** START **
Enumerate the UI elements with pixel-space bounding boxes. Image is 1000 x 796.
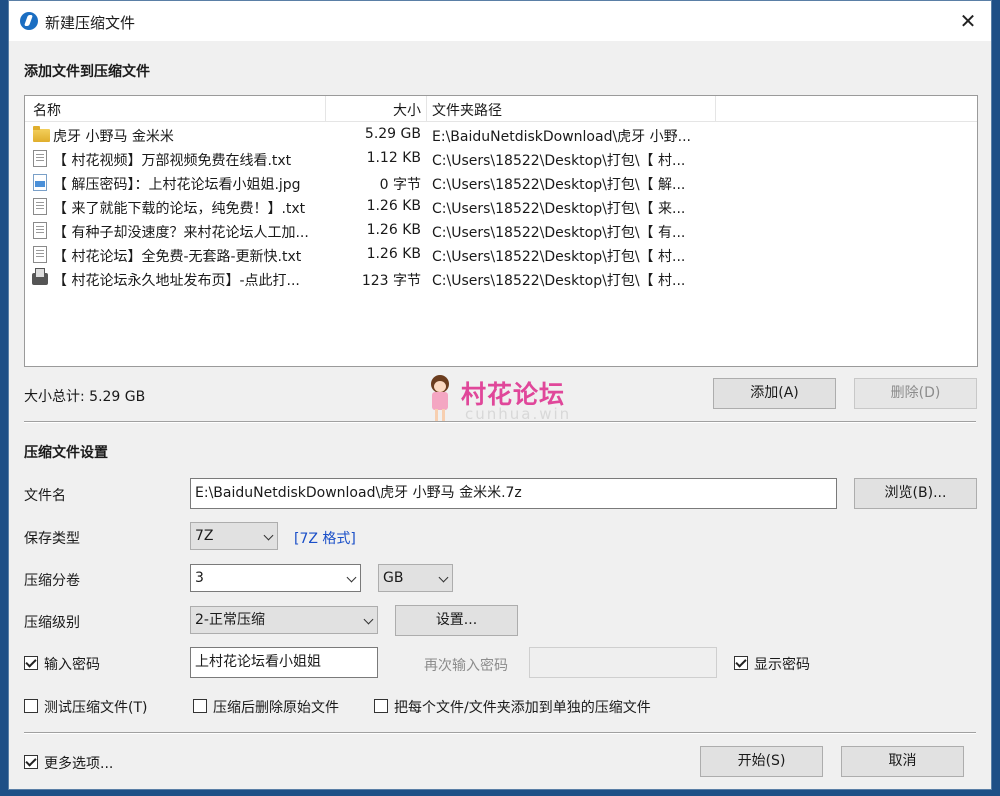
split-label: 压缩分卷 — [24, 573, 80, 589]
compression-level-value: 2-正常压缩 — [195, 612, 265, 628]
password-checkbox-label: 输入密码 — [44, 657, 100, 673]
file-row[interactable]: 【 有种子却没速度？来村花论坛人工加... 1.26 KB C:\Users\1… — [25, 219, 977, 243]
chevron-down-icon — [346, 572, 357, 583]
column-size[interactable]: 大小 — [325, 100, 421, 120]
file-size: 1.26 KB — [366, 222, 421, 238]
cancel-button[interactable]: 取消 — [841, 746, 964, 777]
file-path: C:\Users\18522\Desktop\打包\【 村... — [432, 249, 686, 265]
file-path: C:\Users\18522\Desktop\打包\【 村... — [432, 153, 686, 169]
file-row[interactable]: 虎牙 小野马 金米米 5.29 GB E:\BaiduNetdiskDownlo… — [25, 123, 977, 147]
close-button[interactable]: ✕ — [951, 7, 985, 35]
file-size: 0 字节 — [379, 177, 421, 193]
chevron-down-icon — [263, 530, 274, 541]
file-path: C:\Users\18522\Desktop\打包\【 来... — [432, 201, 686, 217]
file-list[interactable]: 名称 大小 文件夹路径 虎牙 小野马 金米米 5.29 GB E:\BaiduN… — [24, 95, 978, 367]
column-path[interactable]: 文件夹路径 — [432, 100, 502, 120]
chevron-down-icon — [438, 572, 449, 583]
start-button[interactable]: 开始(S) — [700, 746, 823, 777]
filename-input[interactable]: E:\BaiduNetdiskDownload\虎牙 小野马 金米米.7z — [190, 478, 837, 509]
level-settings-button[interactable]: 设置... — [395, 605, 518, 636]
password-input[interactable]: 上村花论坛看小姐姐 — [190, 647, 378, 678]
file-name: 【 有种子却没速度？来村花论坛人工加... — [53, 225, 309, 241]
reenter-password-label: 再次输入密码 — [424, 658, 508, 674]
file-name: 虎牙 小野马 金米米 — [53, 129, 174, 145]
show-password-label: 显示密码 — [754, 657, 810, 673]
split-unit-select[interactable]: GB — [378, 564, 453, 592]
file-name: 【 解压密码】：上村花论坛看小姐姐.jpg — [53, 177, 301, 193]
split-unit-value: GB — [383, 570, 404, 586]
column-separator[interactable] — [715, 96, 716, 122]
delete-after-checkbox[interactable]: 压缩后删除原始文件 — [193, 696, 363, 716]
checkbox-unchecked-icon — [193, 699, 207, 713]
file-name: 【 村花论坛】全免费-无套路-更新快.txt — [53, 249, 302, 265]
new-archive-dialog: 新建压缩文件 ✕ 添加文件到压缩文件 名称 大小 文件夹路径 虎牙 小野马 金米… — [8, 0, 992, 790]
file-row[interactable]: 【 来了就能下载的论坛，纯免费！】.txt 1.26 KB C:\Users\1… — [25, 195, 977, 219]
filename-label: 文件名 — [24, 488, 66, 504]
file-path: C:\Users\18522\Desktop\打包\【 解... — [432, 177, 686, 193]
total-size: 大小总计: 5.29 GB — [24, 389, 146, 405]
checkbox-unchecked-icon — [24, 699, 38, 713]
file-path: C:\Users\18522\Desktop\打包\【 有... — [432, 225, 686, 241]
watermark-logo: 村花论坛 cunhua.win — [427, 373, 587, 425]
more-options-checkbox[interactable]: 更多选项... — [24, 752, 144, 772]
save-type-value: 7Z — [195, 528, 214, 544]
add-button[interactable]: 添加(A) — [713, 378, 836, 409]
jpg-file-icon — [33, 174, 47, 191]
more-options-label: 更多选项... — [44, 756, 114, 772]
checkbox-checked-icon — [734, 656, 748, 670]
browse-button[interactable]: 浏览(B)... — [854, 478, 977, 509]
txt-file-icon — [33, 246, 47, 263]
test-archive-label: 测试压缩文件(T) — [44, 700, 148, 716]
file-size: 1.12 KB — [366, 150, 421, 166]
format-link[interactable]: [7Z 格式] — [294, 528, 356, 548]
file-list-header: 名称 大小 文件夹路径 — [25, 96, 977, 122]
files-section-title: 添加文件到压缩文件 — [24, 64, 150, 80]
compression-level-select[interactable]: 2-正常压缩 — [190, 606, 378, 634]
file-name: 【 村花视频】万部视频免费在线看.txt — [53, 153, 292, 169]
checkbox-checked-icon — [24, 656, 38, 670]
split-size-combobox[interactable]: 3 — [190, 564, 361, 592]
save-type-select[interactable]: 7Z — [190, 522, 278, 550]
column-name[interactable]: 名称 — [33, 100, 61, 120]
app-logo-icon — [20, 12, 38, 30]
file-path: C:\Users\18522\Desktop\打包\【 村... — [432, 273, 686, 289]
delete-after-label: 压缩后删除原始文件 — [213, 700, 339, 716]
password-checkbox[interactable]: 输入密码 — [24, 653, 144, 673]
cartoon-girl-icon — [427, 375, 453, 423]
level-label: 压缩级别 — [24, 615, 80, 631]
file-row[interactable]: 【 解压密码】：上村花论坛看小姐姐.jpg 0 字节 C:\Users\1852… — [25, 171, 977, 195]
split-size-value: 3 — [195, 570, 204, 586]
txt-file-icon — [33, 222, 47, 239]
file-row[interactable]: 【 村花论坛永久地址发布页】-点此打... 123 字节 C:\Users\18… — [25, 267, 977, 291]
divider — [24, 732, 976, 734]
folder-icon — [33, 126, 50, 142]
chevron-down-icon — [363, 614, 374, 625]
file-name: 【 村花论坛永久地址发布页】-点此打... — [53, 273, 300, 289]
checkbox-checked-icon — [24, 755, 38, 769]
divider — [24, 421, 976, 423]
title-bar: 新建压缩文件 ✕ — [9, 1, 991, 41]
each-separate-label: 把每个文件/文件夹添加到单独的压缩文件 — [394, 700, 651, 716]
file-size: 1.26 KB — [366, 246, 421, 262]
file-size: 123 字节 — [361, 273, 421, 289]
txt-file-icon — [33, 198, 47, 215]
save-type-label: 保存类型 — [24, 531, 80, 547]
file-row[interactable]: 【 村花论坛】全免费-无套路-更新快.txt 1.26 KB C:\Users\… — [25, 243, 977, 267]
file-row[interactable]: 【 村花视频】万部视频免费在线看.txt 1.12 KB C:\Users\18… — [25, 147, 977, 171]
file-size: 5.29 GB — [364, 126, 421, 142]
settings-section-title: 压缩文件设置 — [24, 445, 108, 461]
file-size: 1.26 KB — [366, 198, 421, 214]
file-path: E:\BaiduNetdiskDownload\虎牙 小野... — [432, 129, 691, 145]
reenter-password-input[interactable] — [529, 647, 717, 678]
each-separate-checkbox[interactable]: 把每个文件/文件夹添加到单独的压缩文件 — [374, 696, 684, 716]
window-title: 新建压缩文件 — [45, 14, 136, 32]
column-separator[interactable] — [426, 96, 427, 122]
test-archive-checkbox[interactable]: 测试压缩文件(T) — [24, 696, 174, 716]
delete-button[interactable]: 删除(D) — [854, 378, 977, 409]
txt-file-icon — [33, 150, 47, 167]
show-password-checkbox[interactable]: 显示密码 — [734, 653, 834, 673]
url-shortcut-icon — [32, 268, 48, 285]
checkbox-unchecked-icon — [374, 699, 388, 713]
file-name: 【 来了就能下载的论坛，纯免费！】.txt — [53, 201, 306, 217]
** END **
### Task instructions
Reproduce all of the data above, replacing "chevron-down-icon" with "arrow-down-icon" wherever it occurs and leaving everything else unchanged. Leave the pictures out.

### The reply
Enumerate the UI elements with pixel-space bounding boxes. Image is 1000 x 796.
split-label: 压缩分卷 — [24, 573, 80, 589]
compression-level-value: 2-正常压缩 — [195, 612, 265, 628]
password-checkbox-label: 输入密码 — [44, 657, 100, 673]
file-row[interactable]: 【 有种子却没速度？来村花论坛人工加... 1.26 KB C:\Users\1… — [25, 219, 977, 243]
arrow-down-icon — [346, 572, 357, 583]
column-size[interactable]: 大小 — [325, 100, 421, 120]
file-size: 1.26 KB — [366, 222, 421, 238]
cancel-button[interactable]: 取消 — [841, 746, 964, 777]
file-path: C:\Users\18522\Desktop\打包\【 村... — [432, 249, 686, 265]
file-path: C:\Users\18522\Desktop\打包\【 村... — [432, 153, 686, 169]
file-row[interactable]: 虎牙 小野马 金米米 5.29 GB E:\BaiduNetdiskDownlo… — [25, 123, 977, 147]
close-button[interactable]: ✕ — [951, 7, 985, 35]
file-size: 0 字节 — [379, 177, 421, 193]
arrow-down-icon — [263, 530, 274, 541]
file-path: C:\Users\18522\Desktop\打包\【 来... — [432, 201, 686, 217]
file-list[interactable]: 名称 大小 文件夹路径 虎牙 小野马 金米米 5.29 GB E:\BaiduN… — [24, 95, 978, 367]
column-path[interactable]: 文件夹路径 — [432, 100, 502, 120]
arrow-down-icon — [438, 572, 449, 583]
start-button[interactable]: 开始(S) — [700, 746, 823, 777]
filename-input[interactable]: E:\BaiduNetdiskDownload\虎牙 小野马 金米米.7z — [190, 478, 837, 509]
level-settings-button[interactable]: 设置... — [395, 605, 518, 636]
password-input[interactable]: 上村花论坛看小姐姐 — [190, 647, 378, 678]
file-name: 【 有种子却没速度？来村花论坛人工加... — [53, 225, 309, 241]
reenter-password-label: 再次输入密码 — [424, 658, 508, 674]
file-name: 虎牙 小野马 金米米 — [53, 129, 174, 145]
show-password-label: 显示密码 — [754, 657, 810, 673]
split-unit-select[interactable]: GB — [378, 564, 453, 592]
file-name: 【 解压密码】：上村花论坛看小姐姐.jpg — [53, 177, 301, 193]
split-unit-value: GB — [383, 570, 404, 586]
column-separator[interactable] — [715, 96, 716, 122]
delete-after-checkbox[interactable]: 压缩后删除原始文件 — [193, 696, 363, 716]
checkbox-unchecked-icon — [193, 699, 207, 713]
file-name: 【 村花论坛】全免费-无套路-更新快.txt — [53, 249, 302, 265]
new-archive-dialog: 新建压缩文件 ✕ 添加文件到压缩文件 名称 大小 文件夹路径 虎牙 小野马 金米… — [8, 0, 992, 790]
file-row[interactable]: 【 来了就能下载的论坛，纯免费！】.txt 1.26 KB C:\Users\1… — [25, 195, 977, 219]
filename-label: 文件名 — [24, 488, 66, 504]
file-path: C:\Users\18522\Desktop\打包\【 解... — [432, 177, 686, 193]
total-size: 大小总计: 5.29 GB — [24, 389, 146, 405]
checkbox-unchecked-icon — [24, 699, 38, 713]
file-path: C:\Users\18522\Desktop\打包\【 有... — [432, 225, 686, 241]
watermark-logo: 村花论坛 cunhua.win — [427, 373, 587, 425]
more-options-checkbox[interactable]: 更多选项... — [24, 752, 144, 772]
save-type-value: 7Z — [195, 528, 214, 544]
add-button[interactable]: 添加(A) — [713, 378, 836, 409]
jpg-file-icon — [33, 174, 47, 191]
more-options-label: 更多选项... — [44, 756, 114, 772]
checkbox-checked-icon — [734, 656, 748, 670]
browse-button[interactable]: 浏览(B)... — [854, 478, 977, 509]
txt-file-icon — [33, 246, 47, 263]
test-archive-label: 测试压缩文件(T) — [44, 700, 148, 716]
file-size: 1.12 KB — [366, 150, 421, 166]
format-link[interactable]: [7Z 格式] — [294, 528, 356, 548]
file-list-header: 名称 大小 文件夹路径 — [25, 96, 977, 122]
files-section-title: 添加文件到压缩文件 — [24, 64, 150, 80]
compression-level-select[interactable]: 2-正常压缩 — [190, 606, 378, 634]
file-name: 【 村花视频】万部视频免费在线看.txt — [53, 153, 292, 169]
checkbox-checked-icon — [24, 656, 38, 670]
split-size-combobox[interactable]: 3 — [190, 564, 361, 592]
save-type-select[interactable]: 7Z — [190, 522, 278, 550]
column-name[interactable]: 名称 — [33, 100, 61, 120]
app-logo-icon — [20, 12, 38, 30]
file-path: C:\Users\18522\Desktop\打包\【 村... — [432, 273, 686, 289]
delete-after-label: 压缩后删除原始文件 — [213, 700, 339, 716]
password-checkbox[interactable]: 输入密码 — [24, 653, 144, 673]
cartoon-girl-icon — [427, 375, 453, 423]
level-label: 压缩级别 — [24, 615, 80, 631]
file-row[interactable]: 【 解压密码】：上村花论坛看小姐姐.jpg 0 字节 C:\Users\1852… — [25, 171, 977, 195]
split-size-value: 3 — [195, 570, 204, 586]
txt-file-icon — [33, 222, 47, 239]
file-row[interactable]: 【 村花论坛永久地址发布页】-点此打... 123 字节 C:\Users\18… — [25, 267, 977, 291]
divider — [24, 732, 976, 734]
folder-icon — [33, 126, 50, 142]
arrow-down-icon — [363, 614, 374, 625]
file-name: 【 村花论坛永久地址发布页】-点此打... — [53, 273, 300, 289]
checkbox-checked-icon — [24, 755, 38, 769]
divider — [24, 421, 976, 423]
title-bar: 新建压缩文件 ✕ — [9, 1, 991, 41]
each-separate-label: 把每个文件/文件夹添加到单独的压缩文件 — [394, 700, 651, 716]
file-size: 1.26 KB — [366, 246, 421, 262]
file-size: 123 字节 — [361, 273, 421, 289]
txt-file-icon — [33, 198, 47, 215]
save-type-label: 保存类型 — [24, 531, 80, 547]
file-row[interactable]: 【 村花论坛】全免费-无套路-更新快.txt 1.26 KB C:\Users\… — [25, 243, 977, 267]
file-row[interactable]: 【 村花视频】万部视频免费在线看.txt 1.12 KB C:\Users\18… — [25, 147, 977, 171]
file-size: 5.29 GB — [364, 126, 421, 142]
settings-section-title: 压缩文件设置 — [24, 445, 108, 461]
file-size: 1.26 KB — [366, 198, 421, 214]
file-path: E:\BaiduNetdiskDownload\虎牙 小野... — [432, 129, 691, 145]
reenter-password-input[interactable] — [529, 647, 717, 678]
each-separate-checkbox[interactable]: 把每个文件/文件夹添加到单独的压缩文件 — [374, 696, 684, 716]
window-title: 新建压缩文件 — [45, 14, 136, 32]
column-separator[interactable] — [426, 96, 427, 122]
test-archive-checkbox[interactable]: 测试压缩文件(T) — [24, 696, 174, 716]
delete-button[interactable]: 删除(D) — [854, 378, 977, 409]
txt-file-icon — [33, 150, 47, 167]
show-password-checkbox[interactable]: 显示密码 — [734, 653, 834, 673]
url-shortcut-icon — [32, 268, 48, 285]
checkbox-unchecked-icon — [374, 699, 388, 713]
file-name: 【 来了就能下载的论坛，纯免费！】.txt — [53, 201, 306, 217]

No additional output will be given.